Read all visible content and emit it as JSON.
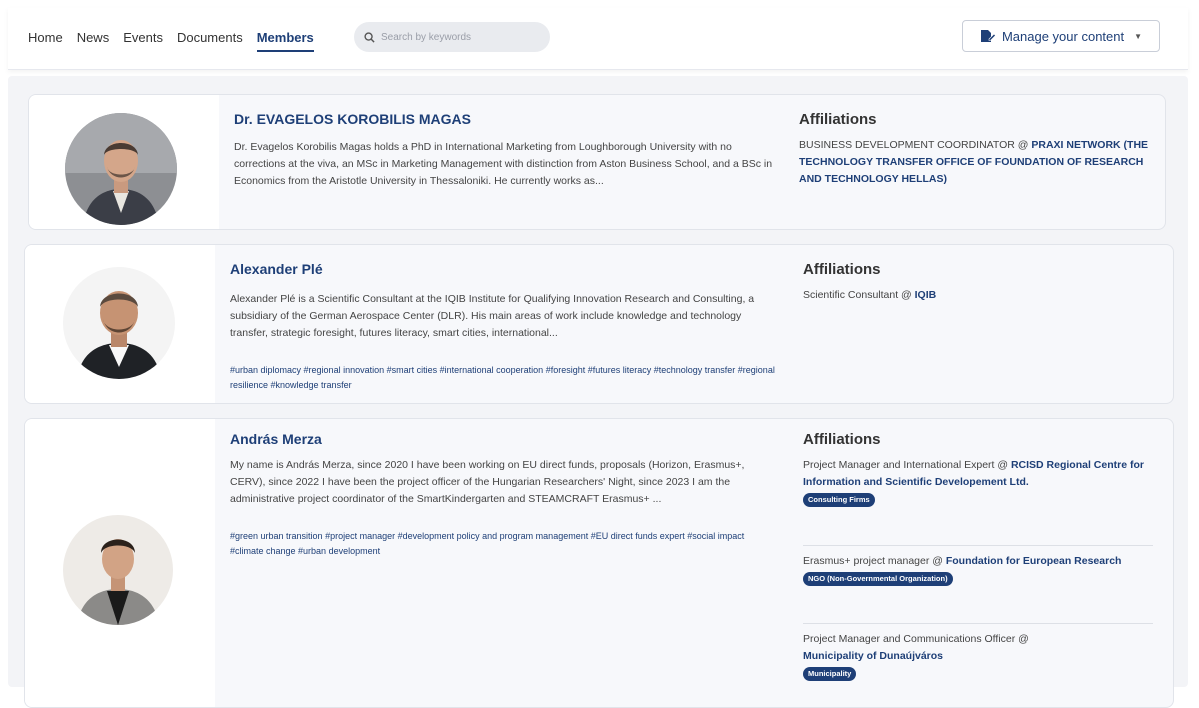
{
  "nav": {
    "items": [
      "Home",
      "News",
      "Events",
      "Documents",
      "Members"
    ],
    "active_index": 4
  },
  "search": {
    "placeholder": "Search by keywords"
  },
  "manage_button": {
    "label": "Manage your content",
    "icon": "document-edit-icon"
  },
  "members": [
    {
      "name": "Dr. EVAGELOS KOROBILIS MAGAS",
      "bio": "Dr. Evagelos Korobilis Magas holds a PhD in International Marketing from Loughborough University with no corrections at the viva, an MSc in Marketing Management with distinction from Aston Business School, and a BSc in Economics from the Aristotle University in Thessaloniki. He currently works as...",
      "tags": "",
      "affiliations_title": "Affiliations",
      "affiliations": [
        {
          "role": "BUSINESS DEVELOPMENT COORDINATOR @ ",
          "org": "PRAXI NETWORK (THE TECHNOLOGY TRANSFER OFFICE OF FOUNDATION OF RESEARCH AND TECHNOLOGY HELLAS)",
          "badge": ""
        }
      ]
    },
    {
      "name": "Alexander Plé",
      "bio": "Alexander Plé is a Scientific Consultant at the IQIB Institute for Qualifying Innovation Research and Consulting, a subsidiary of the German Aerospace Center (DLR). His main areas of work include knowledge and technology transfer, strategic foresight, futures literacy, smart cities, international...",
      "tags": "#urban diplomacy #regional innovation #smart cities #international cooperation #foresight #futures literacy #technology transfer #regional resilience #knowledge transfer",
      "affiliations_title": "Affiliations",
      "affiliations": [
        {
          "role": "Scientific Consultant @ ",
          "org": "IQIB",
          "badge": ""
        }
      ]
    },
    {
      "name": "András Merza",
      "bio": "My name is András Merza, since 2020 I have been working on EU direct funds, proposals (Horizon, Erasmus+, CERV), since 2022 I have been the project officer of the Hungarian Researchers' Night, since 2023 I am the administrative project coordinator of the SmartKindergarten and STEAMCRAFT Erasmus+ ...",
      "tags": "#green urban transition #project manager #development policy and program management #EU direct funds expert #social impact #climate change #urban development",
      "affiliations_title": "Affiliations",
      "affiliations": [
        {
          "role": "Project Manager and International Expert @ ",
          "org": "RCISD Regional Centre for Information and Scientific Developement Ltd.",
          "badge": "Consulting Firms"
        },
        {
          "role": "Erasmus+ project manager @ ",
          "org": "Foundation for European Research",
          "badge": "NGO (Non-Governmental Organization)"
        },
        {
          "role": "Project Manager and Communications Officer @ ",
          "org": "Municipality of Dunaújváros",
          "badge": "Municipality"
        }
      ]
    }
  ],
  "colors": {
    "brand": "#1e3f77",
    "card_bg": "#f7f8fb",
    "page_bg": "#f3f4f7"
  }
}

> Problem description
Excluding the pictures, reproduce every entry exactly as given.

> Response to this exercise
Read all visible content and emit it as JSON.
{
  "nav": {
    "items": [
      "Home",
      "News",
      "Events",
      "Documents",
      "Members"
    ],
    "active_index": 4
  },
  "search": {
    "placeholder": "Search by keywords"
  },
  "manage_button": {
    "label": "Manage your content",
    "icon": "document-edit-icon"
  },
  "members": [
    {
      "name": "Dr. EVAGELOS KOROBILIS MAGAS",
      "bio": "Dr. Evagelos Korobilis Magas holds a PhD in International Marketing from Loughborough University with no corrections at the viva, an MSc in Marketing Management with distinction from Aston Business School, and a BSc in Economics from the Aristotle University in Thessaloniki. He currently works as...",
      "tags": "",
      "affiliations_title": "Affiliations",
      "affiliations": [
        {
          "role": "BUSINESS DEVELOPMENT COORDINATOR @ ",
          "org": "PRAXI NETWORK (THE TECHNOLOGY TRANSFER OFFICE OF FOUNDATION OF RESEARCH AND TECHNOLOGY HELLAS)",
          "badge": ""
        }
      ]
    },
    {
      "name": "Alexander Plé",
      "bio": "Alexander Plé is a Scientific Consultant at the IQIB Institute for Qualifying Innovation Research and Consulting, a subsidiary of the German Aerospace Center (DLR). His main areas of work include knowledge and technology transfer, strategic foresight, futures literacy, smart cities, international...",
      "tags": "#urban diplomacy #regional innovation #smart cities #international cooperation #foresight #futures literacy #technology transfer #regional resilience #knowledge transfer",
      "affiliations_title": "Affiliations",
      "affiliations": [
        {
          "role": "Scientific Consultant @ ",
          "org": "IQIB",
          "badge": ""
        }
      ]
    },
    {
      "name": "András Merza",
      "bio": "My name is András Merza, since 2020 I have been working on EU direct funds, proposals (Horizon, Erasmus+, CERV), since 2022 I have been the project officer of the Hungarian Researchers' Night, since 2023 I am the administrative project coordinator of the SmartKindergarten and STEAMCRAFT Erasmus+ ...",
      "tags": "#green urban transition #project manager #development policy and program management #EU direct funds expert #social impact #climate change #urban development",
      "affiliations_title": "Affiliations",
      "affiliations": [
        {
          "role": "Project Manager and International Expert @ ",
          "org": "RCISD Regional Centre for Information and Scientific Developement Ltd.",
          "badge": "Consulting Firms"
        },
        {
          "role": "Erasmus+ project manager @ ",
          "org": "Foundation for European Research",
          "badge": "NGO (Non-Governmental Organization)"
        },
        {
          "role": "Project Manager and Communications Officer @ ",
          "org": "Municipality of Dunaújváros",
          "badge": "Municipality"
        }
      ]
    }
  ],
  "colors": {
    "brand": "#1e3f77",
    "card_bg": "#f7f8fb",
    "page_bg": "#f3f4f7"
  }
}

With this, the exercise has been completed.